Written task:
Show, in full, each line of the data that contains "parentheses".

** begin Exercise material **

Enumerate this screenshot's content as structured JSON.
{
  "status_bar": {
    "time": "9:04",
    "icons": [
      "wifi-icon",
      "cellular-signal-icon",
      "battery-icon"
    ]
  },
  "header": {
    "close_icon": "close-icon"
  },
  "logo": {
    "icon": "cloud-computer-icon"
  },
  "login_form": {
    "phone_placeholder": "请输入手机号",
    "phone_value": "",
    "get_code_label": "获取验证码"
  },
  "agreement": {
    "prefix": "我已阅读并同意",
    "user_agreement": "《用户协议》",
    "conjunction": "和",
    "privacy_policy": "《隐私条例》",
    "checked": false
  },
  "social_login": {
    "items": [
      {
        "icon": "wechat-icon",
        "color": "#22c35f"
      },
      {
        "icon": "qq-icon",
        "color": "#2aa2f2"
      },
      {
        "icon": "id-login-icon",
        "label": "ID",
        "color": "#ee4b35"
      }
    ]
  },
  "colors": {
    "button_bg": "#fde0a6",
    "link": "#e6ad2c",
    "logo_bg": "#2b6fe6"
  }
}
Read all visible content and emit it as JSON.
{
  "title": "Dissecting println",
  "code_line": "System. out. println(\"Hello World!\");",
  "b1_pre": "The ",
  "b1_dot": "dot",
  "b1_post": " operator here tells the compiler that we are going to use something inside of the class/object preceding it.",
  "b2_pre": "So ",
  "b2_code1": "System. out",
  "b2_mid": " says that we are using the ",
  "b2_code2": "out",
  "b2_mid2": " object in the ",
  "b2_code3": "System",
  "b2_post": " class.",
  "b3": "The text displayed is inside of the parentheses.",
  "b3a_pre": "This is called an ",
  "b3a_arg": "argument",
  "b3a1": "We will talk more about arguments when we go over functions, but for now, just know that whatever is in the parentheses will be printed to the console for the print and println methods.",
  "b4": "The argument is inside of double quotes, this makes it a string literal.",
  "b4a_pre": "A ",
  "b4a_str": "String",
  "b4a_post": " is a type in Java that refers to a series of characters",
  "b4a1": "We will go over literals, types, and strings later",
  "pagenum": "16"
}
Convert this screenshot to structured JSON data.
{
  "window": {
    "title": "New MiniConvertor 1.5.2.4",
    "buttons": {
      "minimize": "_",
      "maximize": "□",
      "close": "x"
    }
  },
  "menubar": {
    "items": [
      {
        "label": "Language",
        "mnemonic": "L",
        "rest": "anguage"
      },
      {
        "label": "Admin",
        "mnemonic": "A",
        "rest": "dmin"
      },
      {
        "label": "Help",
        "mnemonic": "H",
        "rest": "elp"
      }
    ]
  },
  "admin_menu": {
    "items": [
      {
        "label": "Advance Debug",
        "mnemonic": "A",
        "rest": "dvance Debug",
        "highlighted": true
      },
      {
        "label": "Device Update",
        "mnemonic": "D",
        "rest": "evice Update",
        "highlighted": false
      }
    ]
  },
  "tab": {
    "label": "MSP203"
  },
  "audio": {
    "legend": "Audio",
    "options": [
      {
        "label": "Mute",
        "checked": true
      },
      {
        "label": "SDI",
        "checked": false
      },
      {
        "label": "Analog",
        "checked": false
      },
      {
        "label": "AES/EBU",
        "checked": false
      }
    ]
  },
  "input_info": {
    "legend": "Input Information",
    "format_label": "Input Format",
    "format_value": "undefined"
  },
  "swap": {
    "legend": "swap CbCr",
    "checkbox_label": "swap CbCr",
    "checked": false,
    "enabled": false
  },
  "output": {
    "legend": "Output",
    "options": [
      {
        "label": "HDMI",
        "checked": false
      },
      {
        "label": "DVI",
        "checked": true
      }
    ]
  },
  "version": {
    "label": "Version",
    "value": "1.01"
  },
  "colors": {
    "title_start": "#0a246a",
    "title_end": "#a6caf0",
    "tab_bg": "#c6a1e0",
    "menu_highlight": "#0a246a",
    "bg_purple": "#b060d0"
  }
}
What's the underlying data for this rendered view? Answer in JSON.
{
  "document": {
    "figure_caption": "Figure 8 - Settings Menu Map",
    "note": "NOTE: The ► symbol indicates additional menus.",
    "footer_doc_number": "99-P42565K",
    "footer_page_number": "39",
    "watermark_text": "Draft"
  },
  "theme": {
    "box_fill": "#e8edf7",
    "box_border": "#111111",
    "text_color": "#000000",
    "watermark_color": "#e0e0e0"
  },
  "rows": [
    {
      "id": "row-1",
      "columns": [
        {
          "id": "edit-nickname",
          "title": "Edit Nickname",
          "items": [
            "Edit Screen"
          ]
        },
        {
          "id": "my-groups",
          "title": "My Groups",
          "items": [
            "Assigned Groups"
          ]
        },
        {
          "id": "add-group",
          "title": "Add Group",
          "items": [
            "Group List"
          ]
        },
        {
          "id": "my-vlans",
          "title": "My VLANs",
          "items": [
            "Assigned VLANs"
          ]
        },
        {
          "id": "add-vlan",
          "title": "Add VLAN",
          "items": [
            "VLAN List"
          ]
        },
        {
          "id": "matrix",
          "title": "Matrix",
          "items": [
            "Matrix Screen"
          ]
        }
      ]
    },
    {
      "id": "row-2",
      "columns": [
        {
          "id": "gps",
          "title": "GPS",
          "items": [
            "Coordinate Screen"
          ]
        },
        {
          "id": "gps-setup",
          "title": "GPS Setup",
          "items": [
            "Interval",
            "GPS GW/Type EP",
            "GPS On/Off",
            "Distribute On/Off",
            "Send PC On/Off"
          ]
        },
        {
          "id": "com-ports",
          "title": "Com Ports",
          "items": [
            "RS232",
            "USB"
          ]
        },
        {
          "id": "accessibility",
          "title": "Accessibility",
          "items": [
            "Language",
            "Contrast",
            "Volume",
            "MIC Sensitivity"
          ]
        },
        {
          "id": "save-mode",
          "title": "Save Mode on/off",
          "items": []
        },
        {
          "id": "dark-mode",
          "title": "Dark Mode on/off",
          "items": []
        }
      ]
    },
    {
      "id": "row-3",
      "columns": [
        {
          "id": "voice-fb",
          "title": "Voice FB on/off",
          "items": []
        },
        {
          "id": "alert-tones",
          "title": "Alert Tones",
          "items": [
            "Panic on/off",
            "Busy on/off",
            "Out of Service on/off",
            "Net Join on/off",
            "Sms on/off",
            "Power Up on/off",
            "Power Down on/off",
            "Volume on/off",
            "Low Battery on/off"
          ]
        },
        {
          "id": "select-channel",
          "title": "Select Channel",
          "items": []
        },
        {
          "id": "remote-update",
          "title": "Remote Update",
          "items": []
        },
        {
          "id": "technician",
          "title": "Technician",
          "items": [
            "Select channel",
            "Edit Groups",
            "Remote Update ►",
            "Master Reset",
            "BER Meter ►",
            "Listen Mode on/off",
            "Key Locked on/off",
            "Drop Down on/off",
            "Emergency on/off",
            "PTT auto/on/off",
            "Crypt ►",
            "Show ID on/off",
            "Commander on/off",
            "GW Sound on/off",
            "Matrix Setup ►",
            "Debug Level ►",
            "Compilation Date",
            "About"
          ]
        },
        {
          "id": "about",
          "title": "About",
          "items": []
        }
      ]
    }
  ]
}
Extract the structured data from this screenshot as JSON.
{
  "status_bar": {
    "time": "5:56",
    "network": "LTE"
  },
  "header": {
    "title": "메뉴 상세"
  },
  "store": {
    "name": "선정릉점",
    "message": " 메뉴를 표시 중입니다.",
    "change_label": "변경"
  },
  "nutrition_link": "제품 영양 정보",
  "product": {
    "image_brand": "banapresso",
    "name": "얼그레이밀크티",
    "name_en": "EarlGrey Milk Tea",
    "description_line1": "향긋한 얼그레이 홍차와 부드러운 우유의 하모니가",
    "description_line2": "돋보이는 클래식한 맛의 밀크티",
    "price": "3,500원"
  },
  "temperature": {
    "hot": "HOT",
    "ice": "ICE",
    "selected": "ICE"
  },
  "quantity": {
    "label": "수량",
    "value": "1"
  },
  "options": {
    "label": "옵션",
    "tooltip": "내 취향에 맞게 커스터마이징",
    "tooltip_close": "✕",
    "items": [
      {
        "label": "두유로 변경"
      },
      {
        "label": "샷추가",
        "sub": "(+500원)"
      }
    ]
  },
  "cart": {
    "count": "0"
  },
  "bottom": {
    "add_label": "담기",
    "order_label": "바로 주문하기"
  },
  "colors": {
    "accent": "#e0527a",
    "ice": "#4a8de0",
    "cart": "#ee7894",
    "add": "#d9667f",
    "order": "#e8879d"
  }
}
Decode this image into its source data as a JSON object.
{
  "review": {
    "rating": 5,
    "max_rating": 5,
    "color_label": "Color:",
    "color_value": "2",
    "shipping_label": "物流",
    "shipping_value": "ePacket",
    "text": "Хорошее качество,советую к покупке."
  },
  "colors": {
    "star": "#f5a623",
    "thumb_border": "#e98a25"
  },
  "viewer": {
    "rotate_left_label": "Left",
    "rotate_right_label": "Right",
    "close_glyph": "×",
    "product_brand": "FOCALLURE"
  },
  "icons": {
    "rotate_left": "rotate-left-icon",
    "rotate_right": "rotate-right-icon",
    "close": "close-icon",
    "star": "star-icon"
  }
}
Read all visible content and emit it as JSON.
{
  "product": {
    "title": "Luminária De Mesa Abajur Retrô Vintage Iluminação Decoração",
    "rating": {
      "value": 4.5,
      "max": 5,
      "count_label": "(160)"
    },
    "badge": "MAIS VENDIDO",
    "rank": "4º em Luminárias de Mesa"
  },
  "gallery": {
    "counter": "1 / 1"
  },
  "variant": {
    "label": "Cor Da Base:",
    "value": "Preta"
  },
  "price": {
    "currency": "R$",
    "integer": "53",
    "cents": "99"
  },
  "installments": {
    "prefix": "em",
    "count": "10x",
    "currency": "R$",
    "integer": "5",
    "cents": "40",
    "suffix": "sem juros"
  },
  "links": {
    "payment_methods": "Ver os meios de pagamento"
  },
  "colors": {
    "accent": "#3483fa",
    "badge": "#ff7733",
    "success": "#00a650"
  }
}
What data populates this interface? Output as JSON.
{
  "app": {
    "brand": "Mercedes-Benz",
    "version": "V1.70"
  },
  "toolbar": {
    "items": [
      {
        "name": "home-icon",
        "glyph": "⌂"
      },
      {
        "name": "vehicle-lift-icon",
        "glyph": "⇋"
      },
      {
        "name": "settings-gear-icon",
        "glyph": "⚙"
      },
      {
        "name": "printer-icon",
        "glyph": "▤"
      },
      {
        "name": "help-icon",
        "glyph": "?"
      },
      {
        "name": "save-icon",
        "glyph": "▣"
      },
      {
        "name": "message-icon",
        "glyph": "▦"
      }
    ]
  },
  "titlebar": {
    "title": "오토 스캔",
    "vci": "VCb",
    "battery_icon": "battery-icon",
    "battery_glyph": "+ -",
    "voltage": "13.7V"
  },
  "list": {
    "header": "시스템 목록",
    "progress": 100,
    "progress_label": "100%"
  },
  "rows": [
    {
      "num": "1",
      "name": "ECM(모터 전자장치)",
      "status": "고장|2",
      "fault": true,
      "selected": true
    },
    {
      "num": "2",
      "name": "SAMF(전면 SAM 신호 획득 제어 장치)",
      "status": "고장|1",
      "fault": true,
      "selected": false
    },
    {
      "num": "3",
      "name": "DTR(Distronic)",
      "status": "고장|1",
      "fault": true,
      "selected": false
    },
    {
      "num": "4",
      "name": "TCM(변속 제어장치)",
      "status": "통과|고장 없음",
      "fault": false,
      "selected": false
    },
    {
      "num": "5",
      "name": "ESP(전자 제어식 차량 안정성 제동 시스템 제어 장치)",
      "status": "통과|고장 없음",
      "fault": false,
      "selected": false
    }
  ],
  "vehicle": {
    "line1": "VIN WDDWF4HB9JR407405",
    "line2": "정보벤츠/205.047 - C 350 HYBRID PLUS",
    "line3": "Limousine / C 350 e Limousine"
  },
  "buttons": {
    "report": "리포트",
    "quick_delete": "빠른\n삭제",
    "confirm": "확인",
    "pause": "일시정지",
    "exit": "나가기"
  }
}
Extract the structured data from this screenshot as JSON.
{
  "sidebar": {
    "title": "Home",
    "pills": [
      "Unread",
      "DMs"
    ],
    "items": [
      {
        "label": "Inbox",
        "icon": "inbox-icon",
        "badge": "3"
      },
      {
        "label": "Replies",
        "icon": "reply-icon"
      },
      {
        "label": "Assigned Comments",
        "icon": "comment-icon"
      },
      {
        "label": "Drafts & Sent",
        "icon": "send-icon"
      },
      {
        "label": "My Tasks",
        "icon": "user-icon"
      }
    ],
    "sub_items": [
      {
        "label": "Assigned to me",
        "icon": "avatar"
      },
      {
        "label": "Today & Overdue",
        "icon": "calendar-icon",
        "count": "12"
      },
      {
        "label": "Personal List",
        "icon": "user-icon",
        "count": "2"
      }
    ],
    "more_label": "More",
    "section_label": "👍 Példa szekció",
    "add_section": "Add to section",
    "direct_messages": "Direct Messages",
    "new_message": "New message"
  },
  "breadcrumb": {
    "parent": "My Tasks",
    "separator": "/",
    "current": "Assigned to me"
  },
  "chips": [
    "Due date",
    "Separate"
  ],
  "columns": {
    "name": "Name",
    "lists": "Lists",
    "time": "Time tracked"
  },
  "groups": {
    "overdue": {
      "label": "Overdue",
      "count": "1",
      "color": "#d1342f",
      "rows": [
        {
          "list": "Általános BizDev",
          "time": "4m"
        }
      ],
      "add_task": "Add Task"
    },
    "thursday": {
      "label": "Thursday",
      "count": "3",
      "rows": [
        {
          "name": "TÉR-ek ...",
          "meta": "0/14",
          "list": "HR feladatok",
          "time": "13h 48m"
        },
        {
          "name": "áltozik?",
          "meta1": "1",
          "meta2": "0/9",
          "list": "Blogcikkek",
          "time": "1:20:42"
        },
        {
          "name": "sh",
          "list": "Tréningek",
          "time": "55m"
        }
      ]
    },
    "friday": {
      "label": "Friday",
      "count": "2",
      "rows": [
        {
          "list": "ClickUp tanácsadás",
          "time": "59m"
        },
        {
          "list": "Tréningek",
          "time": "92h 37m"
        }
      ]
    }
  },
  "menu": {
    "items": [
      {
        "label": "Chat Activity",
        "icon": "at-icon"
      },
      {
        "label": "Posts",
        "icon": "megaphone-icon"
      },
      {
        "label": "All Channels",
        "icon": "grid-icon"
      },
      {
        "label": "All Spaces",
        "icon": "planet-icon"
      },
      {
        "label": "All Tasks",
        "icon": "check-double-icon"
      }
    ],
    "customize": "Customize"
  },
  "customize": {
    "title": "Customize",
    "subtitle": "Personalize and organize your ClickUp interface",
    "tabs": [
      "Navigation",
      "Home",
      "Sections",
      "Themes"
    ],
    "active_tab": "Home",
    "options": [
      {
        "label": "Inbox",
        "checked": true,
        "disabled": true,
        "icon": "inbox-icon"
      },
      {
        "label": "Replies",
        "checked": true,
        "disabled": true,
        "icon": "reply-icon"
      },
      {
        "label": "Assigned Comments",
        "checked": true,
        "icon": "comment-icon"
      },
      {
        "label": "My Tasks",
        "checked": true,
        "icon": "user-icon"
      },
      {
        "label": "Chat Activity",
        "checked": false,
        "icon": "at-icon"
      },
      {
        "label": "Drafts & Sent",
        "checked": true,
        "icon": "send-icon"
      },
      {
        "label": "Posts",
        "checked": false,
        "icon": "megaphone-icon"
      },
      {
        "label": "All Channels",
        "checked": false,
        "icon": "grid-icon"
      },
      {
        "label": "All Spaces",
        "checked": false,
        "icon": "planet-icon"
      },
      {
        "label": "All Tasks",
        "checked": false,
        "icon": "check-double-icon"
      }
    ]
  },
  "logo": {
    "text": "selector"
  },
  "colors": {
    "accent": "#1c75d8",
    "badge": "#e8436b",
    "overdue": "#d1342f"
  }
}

** end Exercise material **

Finished answer:
  "b3": "The text displayed is inside of the parentheses.",
  "b3a1": "We will talk more about arguments when we go over functions, but for now, just know that whatever is in the parentheses will be printed to the console for the print and println methods.",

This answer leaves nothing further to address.